── Provided records
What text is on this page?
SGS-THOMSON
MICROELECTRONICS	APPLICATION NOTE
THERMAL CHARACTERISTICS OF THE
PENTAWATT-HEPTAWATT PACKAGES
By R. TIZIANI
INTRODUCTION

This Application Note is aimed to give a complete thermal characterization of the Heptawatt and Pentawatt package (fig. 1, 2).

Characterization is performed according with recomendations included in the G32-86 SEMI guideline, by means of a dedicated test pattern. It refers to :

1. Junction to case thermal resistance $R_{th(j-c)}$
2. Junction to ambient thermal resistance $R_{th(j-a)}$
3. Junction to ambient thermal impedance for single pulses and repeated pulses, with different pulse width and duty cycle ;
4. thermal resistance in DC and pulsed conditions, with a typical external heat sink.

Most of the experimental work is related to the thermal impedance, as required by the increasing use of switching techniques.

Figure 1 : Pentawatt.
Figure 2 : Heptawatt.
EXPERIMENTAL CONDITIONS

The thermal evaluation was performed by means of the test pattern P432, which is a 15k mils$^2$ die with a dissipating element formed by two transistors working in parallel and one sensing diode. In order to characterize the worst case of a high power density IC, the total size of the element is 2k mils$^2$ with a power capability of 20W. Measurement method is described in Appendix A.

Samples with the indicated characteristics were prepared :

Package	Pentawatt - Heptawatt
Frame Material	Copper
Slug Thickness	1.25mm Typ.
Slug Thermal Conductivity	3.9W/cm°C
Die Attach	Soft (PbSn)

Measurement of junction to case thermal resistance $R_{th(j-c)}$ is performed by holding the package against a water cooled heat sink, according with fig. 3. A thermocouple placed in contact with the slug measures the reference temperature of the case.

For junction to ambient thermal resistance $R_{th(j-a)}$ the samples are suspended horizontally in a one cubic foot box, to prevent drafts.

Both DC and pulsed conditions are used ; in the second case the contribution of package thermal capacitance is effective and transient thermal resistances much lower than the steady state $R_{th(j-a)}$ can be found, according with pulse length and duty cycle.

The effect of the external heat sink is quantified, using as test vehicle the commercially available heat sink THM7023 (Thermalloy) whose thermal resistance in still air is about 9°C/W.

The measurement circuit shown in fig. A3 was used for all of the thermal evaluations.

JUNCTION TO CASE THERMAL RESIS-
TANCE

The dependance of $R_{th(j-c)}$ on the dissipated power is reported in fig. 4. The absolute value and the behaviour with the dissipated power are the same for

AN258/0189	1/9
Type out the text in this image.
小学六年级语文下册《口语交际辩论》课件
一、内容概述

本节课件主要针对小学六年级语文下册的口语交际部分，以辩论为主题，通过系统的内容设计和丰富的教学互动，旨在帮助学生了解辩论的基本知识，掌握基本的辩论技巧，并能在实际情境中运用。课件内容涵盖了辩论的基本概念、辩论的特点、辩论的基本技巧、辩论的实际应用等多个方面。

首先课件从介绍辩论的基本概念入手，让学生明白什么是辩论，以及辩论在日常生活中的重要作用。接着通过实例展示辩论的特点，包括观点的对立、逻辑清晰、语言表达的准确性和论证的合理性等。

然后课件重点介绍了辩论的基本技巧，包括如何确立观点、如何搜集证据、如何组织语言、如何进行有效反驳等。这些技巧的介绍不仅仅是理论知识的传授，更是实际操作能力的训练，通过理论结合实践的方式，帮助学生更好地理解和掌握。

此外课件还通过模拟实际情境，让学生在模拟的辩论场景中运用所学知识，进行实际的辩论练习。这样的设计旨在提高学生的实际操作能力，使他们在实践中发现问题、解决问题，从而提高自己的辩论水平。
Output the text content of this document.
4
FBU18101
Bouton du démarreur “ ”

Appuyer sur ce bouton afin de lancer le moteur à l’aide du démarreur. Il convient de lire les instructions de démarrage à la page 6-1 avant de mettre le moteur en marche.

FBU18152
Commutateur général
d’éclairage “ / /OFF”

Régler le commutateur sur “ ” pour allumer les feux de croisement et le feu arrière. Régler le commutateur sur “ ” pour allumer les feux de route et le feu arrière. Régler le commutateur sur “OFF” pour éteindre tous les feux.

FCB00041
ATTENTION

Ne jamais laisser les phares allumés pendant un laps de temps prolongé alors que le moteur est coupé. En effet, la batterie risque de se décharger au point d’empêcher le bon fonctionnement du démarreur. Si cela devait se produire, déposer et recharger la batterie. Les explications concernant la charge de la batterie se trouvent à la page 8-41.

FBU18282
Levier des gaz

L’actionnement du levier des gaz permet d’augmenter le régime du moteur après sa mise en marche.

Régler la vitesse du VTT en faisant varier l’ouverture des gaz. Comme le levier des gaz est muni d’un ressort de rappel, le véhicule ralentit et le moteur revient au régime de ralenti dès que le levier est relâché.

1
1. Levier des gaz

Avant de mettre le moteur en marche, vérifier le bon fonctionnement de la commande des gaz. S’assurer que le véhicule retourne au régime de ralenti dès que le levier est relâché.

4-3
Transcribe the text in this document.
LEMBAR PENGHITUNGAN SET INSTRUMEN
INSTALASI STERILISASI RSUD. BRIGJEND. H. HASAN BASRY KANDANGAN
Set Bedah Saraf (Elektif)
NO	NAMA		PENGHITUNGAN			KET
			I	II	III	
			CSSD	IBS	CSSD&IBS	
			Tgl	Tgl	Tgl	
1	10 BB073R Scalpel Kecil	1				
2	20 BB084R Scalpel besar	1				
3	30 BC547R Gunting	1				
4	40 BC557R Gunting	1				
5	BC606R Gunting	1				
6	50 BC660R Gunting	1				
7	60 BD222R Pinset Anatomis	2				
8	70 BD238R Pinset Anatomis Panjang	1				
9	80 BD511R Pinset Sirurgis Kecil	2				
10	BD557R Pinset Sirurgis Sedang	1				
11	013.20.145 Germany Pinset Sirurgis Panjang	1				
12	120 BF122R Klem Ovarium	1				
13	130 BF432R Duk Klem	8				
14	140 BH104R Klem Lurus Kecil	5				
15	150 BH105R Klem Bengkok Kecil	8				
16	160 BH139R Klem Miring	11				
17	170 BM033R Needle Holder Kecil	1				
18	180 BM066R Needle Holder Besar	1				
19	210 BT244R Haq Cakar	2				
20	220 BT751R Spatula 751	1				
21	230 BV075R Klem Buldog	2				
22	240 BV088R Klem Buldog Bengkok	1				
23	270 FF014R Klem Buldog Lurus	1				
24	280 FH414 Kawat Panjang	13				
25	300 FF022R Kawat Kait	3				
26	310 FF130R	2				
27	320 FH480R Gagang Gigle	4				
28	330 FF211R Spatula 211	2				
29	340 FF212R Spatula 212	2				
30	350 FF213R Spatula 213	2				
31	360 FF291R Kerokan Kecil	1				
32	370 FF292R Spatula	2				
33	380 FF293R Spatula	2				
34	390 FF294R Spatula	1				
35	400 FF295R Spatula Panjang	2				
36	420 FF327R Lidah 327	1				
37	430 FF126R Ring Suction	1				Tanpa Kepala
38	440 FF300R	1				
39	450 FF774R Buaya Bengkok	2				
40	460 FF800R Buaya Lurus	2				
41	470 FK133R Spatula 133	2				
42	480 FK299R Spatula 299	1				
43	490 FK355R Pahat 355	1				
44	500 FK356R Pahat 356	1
────
* [Objective]:
Which lines contain "démarreur"? Show each of them.

* [Correct response]:
Bouton du démarreur “ ”
Appuyer sur ce bouton afin de lancer le moteur à l’aide du démarreur. Il convient de lire les instructions de démarrage à la page 6-1 avant de mettre le moteur en marche.
Ne jamais laisser les phares allumés pendant un laps de temps prolongé alors que le moteur est coupé. En effet, la batterie risque de se décharger au point d’empêcher le bon fonctionnement du démarreur. Si cela devait se produire, déposer et recharger la batterie. Les explications concernant la charge de la batterie se trouvent à la page 8-41.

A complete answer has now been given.